SUPPLIED ENTRIES
····················

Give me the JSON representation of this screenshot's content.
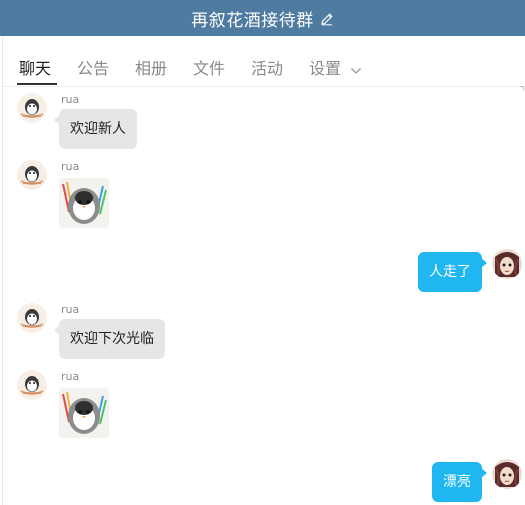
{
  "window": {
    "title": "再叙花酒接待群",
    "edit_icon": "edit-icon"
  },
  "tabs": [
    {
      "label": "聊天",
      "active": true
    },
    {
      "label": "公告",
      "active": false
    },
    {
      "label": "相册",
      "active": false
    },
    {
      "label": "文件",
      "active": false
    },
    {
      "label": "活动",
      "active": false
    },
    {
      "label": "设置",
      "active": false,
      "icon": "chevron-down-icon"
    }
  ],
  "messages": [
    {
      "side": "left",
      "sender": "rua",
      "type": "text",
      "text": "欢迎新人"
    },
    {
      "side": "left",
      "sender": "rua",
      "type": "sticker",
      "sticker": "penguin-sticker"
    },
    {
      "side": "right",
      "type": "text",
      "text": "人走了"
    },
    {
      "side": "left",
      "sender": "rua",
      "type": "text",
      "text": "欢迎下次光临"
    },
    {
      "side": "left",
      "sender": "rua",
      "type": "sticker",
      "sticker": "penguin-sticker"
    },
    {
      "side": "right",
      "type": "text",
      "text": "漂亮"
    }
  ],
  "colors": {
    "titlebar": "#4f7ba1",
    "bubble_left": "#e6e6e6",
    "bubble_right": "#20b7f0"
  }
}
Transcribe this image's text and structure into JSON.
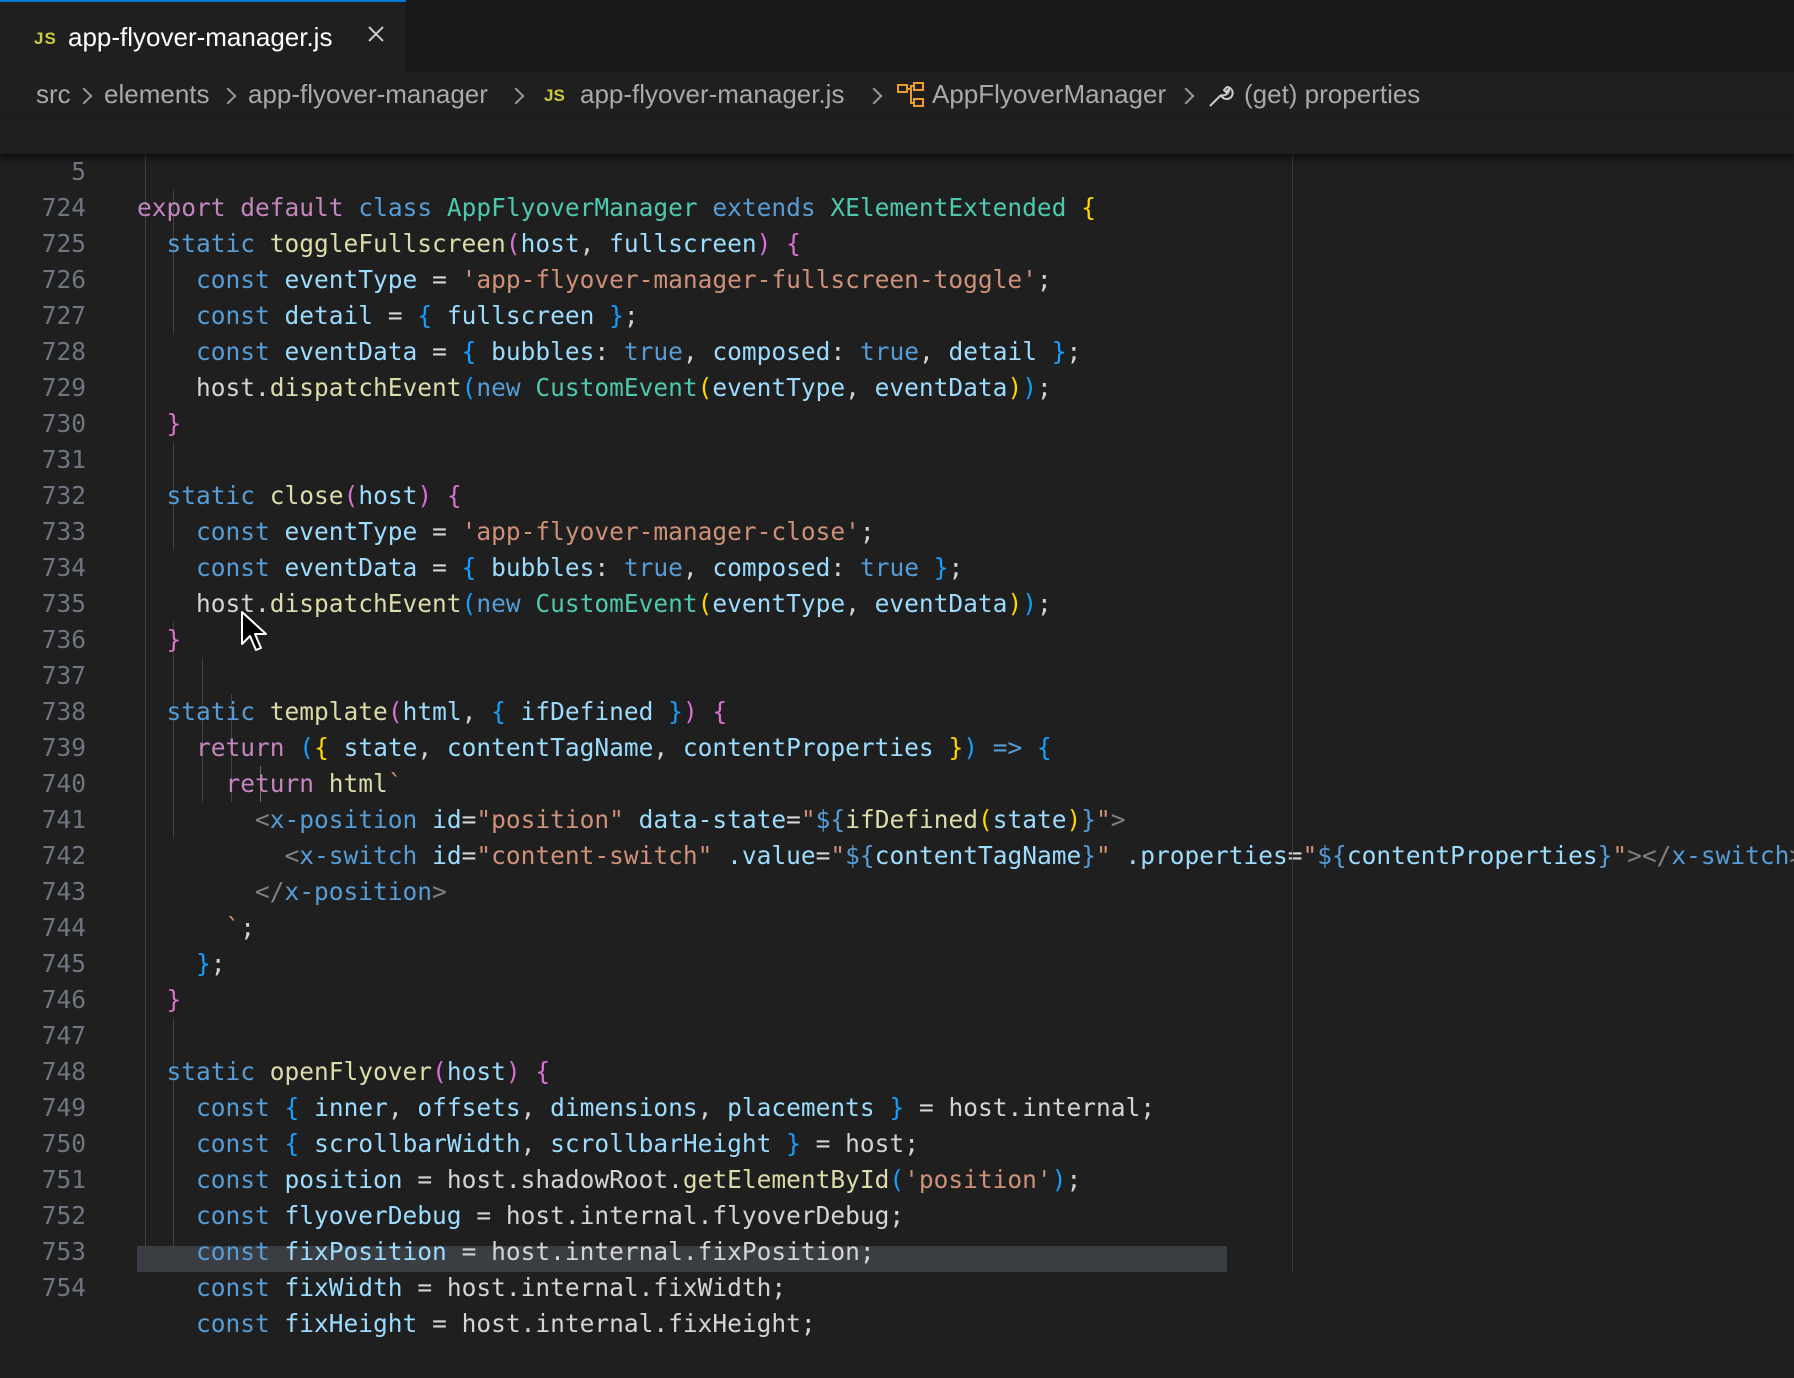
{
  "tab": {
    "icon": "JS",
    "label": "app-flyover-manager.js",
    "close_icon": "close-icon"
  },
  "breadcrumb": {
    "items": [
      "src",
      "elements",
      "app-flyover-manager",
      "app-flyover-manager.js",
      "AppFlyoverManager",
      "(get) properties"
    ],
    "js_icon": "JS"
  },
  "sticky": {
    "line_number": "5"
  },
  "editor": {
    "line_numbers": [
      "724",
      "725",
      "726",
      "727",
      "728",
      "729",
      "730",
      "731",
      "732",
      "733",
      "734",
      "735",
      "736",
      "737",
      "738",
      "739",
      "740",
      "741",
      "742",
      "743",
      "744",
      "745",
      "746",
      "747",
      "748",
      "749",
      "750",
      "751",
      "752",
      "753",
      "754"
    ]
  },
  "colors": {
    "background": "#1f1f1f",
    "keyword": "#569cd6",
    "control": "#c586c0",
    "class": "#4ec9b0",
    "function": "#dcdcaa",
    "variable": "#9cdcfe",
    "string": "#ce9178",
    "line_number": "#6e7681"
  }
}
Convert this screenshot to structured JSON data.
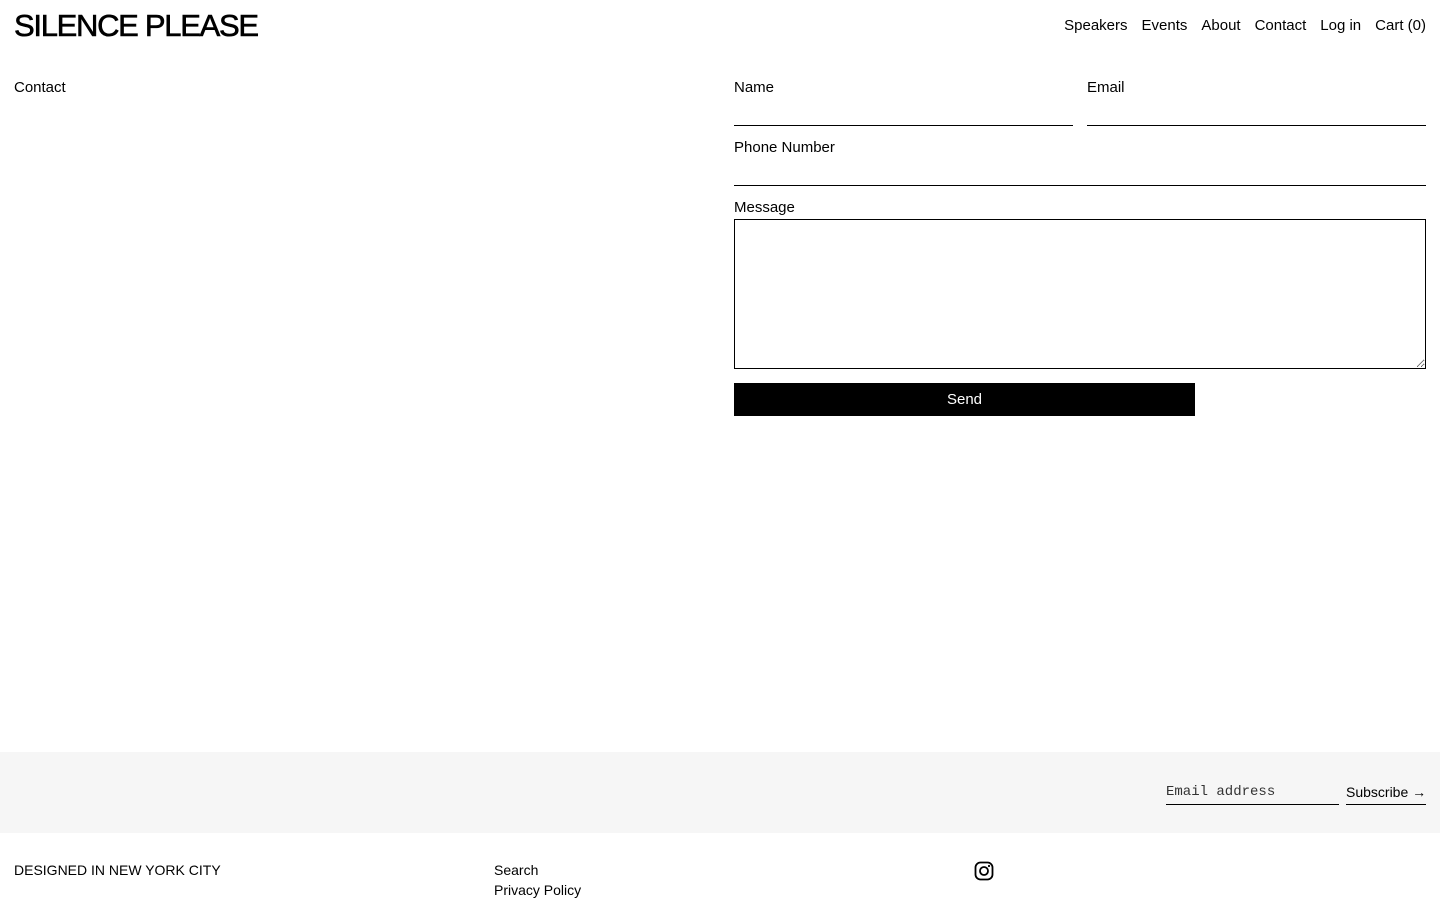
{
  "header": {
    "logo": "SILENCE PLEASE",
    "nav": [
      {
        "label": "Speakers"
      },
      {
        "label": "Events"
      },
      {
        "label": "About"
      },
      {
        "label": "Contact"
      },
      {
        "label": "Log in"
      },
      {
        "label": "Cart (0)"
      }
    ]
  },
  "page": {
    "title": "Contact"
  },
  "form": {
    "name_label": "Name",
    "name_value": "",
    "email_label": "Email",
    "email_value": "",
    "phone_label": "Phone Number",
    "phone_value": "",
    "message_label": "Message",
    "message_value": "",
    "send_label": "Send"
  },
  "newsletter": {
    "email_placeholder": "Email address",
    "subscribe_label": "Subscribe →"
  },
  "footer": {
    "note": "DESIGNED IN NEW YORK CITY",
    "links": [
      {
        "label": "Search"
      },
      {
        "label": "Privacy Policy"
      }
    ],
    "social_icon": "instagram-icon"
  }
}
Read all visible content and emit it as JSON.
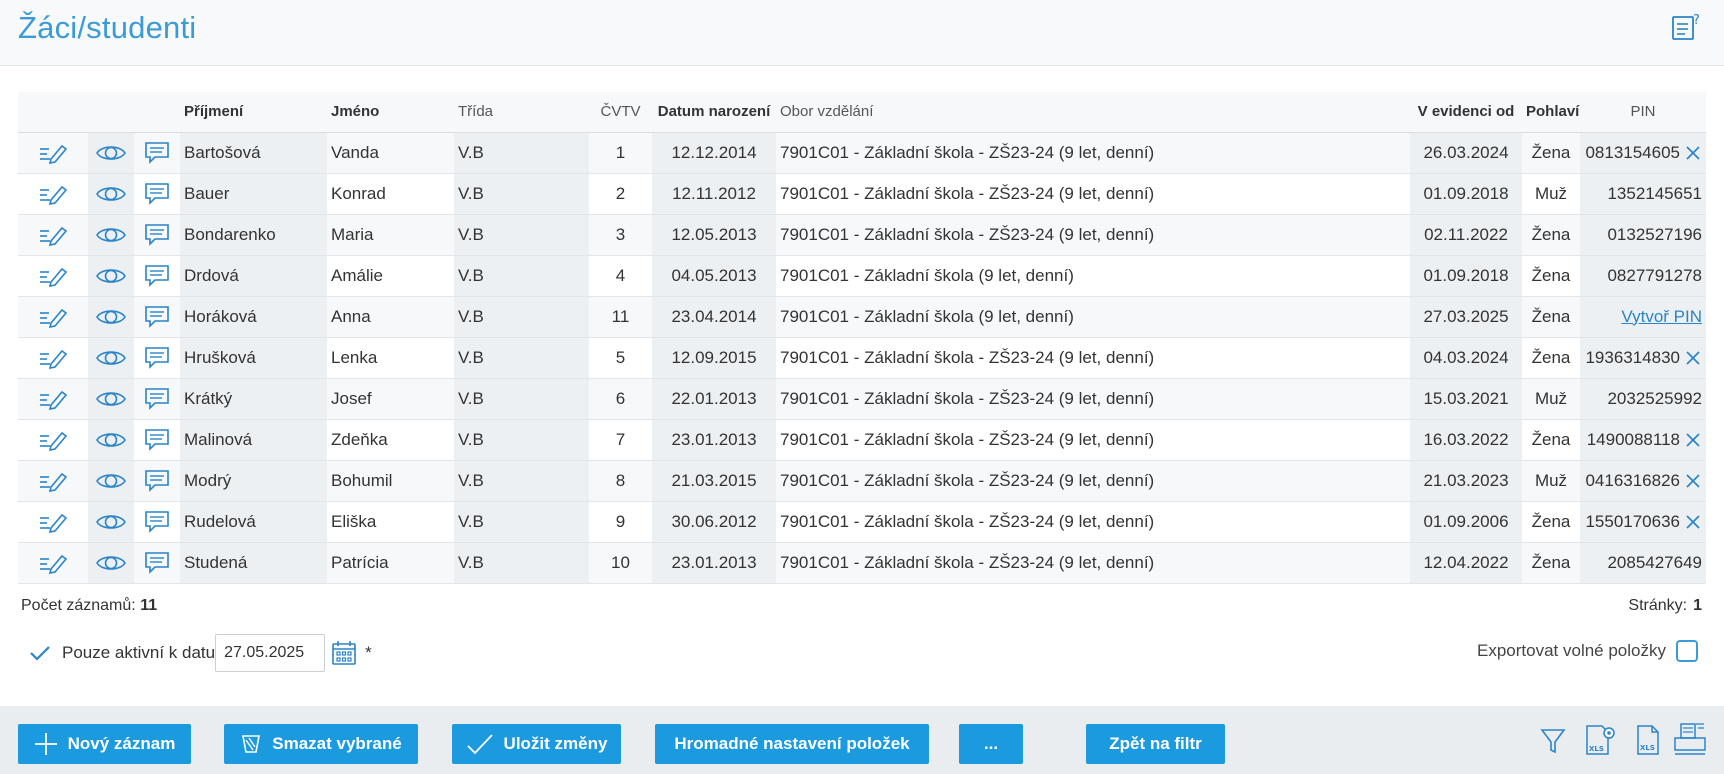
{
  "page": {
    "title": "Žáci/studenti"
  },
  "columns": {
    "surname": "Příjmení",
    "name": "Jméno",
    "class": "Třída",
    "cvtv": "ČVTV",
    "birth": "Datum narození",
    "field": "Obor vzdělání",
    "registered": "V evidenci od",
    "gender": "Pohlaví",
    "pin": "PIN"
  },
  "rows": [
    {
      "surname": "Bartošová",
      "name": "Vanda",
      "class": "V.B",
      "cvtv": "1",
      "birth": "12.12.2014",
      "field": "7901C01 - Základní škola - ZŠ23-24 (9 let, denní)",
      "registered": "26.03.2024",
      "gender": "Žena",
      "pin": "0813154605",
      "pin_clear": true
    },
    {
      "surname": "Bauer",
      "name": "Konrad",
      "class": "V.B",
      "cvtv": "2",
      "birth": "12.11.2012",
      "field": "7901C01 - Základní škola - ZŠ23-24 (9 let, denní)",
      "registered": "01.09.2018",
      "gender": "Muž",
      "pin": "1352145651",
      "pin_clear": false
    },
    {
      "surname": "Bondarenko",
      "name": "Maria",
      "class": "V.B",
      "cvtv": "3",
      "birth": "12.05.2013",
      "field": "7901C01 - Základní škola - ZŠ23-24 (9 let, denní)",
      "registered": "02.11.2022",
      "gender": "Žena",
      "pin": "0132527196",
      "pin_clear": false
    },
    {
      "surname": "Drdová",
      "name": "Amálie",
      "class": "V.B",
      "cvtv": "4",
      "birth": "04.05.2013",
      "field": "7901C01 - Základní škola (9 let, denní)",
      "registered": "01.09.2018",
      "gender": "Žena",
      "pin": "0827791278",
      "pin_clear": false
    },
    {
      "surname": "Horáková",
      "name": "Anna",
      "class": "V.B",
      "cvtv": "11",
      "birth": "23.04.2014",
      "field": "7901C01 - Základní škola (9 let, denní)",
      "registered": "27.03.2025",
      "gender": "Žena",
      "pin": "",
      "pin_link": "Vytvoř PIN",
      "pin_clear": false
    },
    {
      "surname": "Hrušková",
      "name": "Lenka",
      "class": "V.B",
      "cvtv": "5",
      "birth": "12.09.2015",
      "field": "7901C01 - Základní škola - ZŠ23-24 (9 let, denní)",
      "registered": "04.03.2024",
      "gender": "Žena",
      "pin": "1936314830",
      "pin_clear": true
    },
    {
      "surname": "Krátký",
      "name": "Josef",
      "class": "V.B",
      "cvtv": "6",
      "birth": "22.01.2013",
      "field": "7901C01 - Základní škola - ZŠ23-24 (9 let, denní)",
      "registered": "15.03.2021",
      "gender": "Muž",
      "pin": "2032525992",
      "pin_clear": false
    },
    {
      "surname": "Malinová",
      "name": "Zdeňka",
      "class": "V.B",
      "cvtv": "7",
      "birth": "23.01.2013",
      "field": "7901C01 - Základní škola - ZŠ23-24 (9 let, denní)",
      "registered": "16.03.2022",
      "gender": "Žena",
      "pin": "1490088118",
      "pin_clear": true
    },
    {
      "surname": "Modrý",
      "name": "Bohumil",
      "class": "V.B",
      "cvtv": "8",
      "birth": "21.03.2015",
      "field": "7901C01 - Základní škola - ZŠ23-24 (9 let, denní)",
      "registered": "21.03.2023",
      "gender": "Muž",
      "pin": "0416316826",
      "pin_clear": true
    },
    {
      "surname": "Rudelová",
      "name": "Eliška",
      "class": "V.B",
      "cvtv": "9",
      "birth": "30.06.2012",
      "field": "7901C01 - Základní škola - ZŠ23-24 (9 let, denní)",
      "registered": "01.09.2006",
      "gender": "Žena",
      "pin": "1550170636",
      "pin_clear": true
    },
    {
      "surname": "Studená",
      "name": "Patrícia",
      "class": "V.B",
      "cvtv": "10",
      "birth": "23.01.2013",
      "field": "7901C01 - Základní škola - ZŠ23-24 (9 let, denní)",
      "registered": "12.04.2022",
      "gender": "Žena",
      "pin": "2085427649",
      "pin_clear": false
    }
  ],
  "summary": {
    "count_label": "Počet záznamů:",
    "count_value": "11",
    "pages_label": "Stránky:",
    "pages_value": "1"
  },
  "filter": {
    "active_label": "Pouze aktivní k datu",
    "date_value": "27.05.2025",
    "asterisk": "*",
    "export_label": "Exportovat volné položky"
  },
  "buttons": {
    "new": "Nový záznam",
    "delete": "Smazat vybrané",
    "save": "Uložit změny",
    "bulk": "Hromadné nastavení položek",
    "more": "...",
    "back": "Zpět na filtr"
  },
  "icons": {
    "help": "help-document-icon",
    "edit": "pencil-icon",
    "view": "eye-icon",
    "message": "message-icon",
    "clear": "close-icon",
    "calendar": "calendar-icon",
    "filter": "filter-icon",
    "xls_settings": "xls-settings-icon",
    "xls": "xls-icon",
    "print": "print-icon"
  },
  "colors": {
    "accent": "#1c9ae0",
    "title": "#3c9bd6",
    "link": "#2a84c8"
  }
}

····················

Go through the records. Copy each line where "content" appears.

Give me the JSON representation of this screenshot's content.
Read all visible content and emit it as JSON.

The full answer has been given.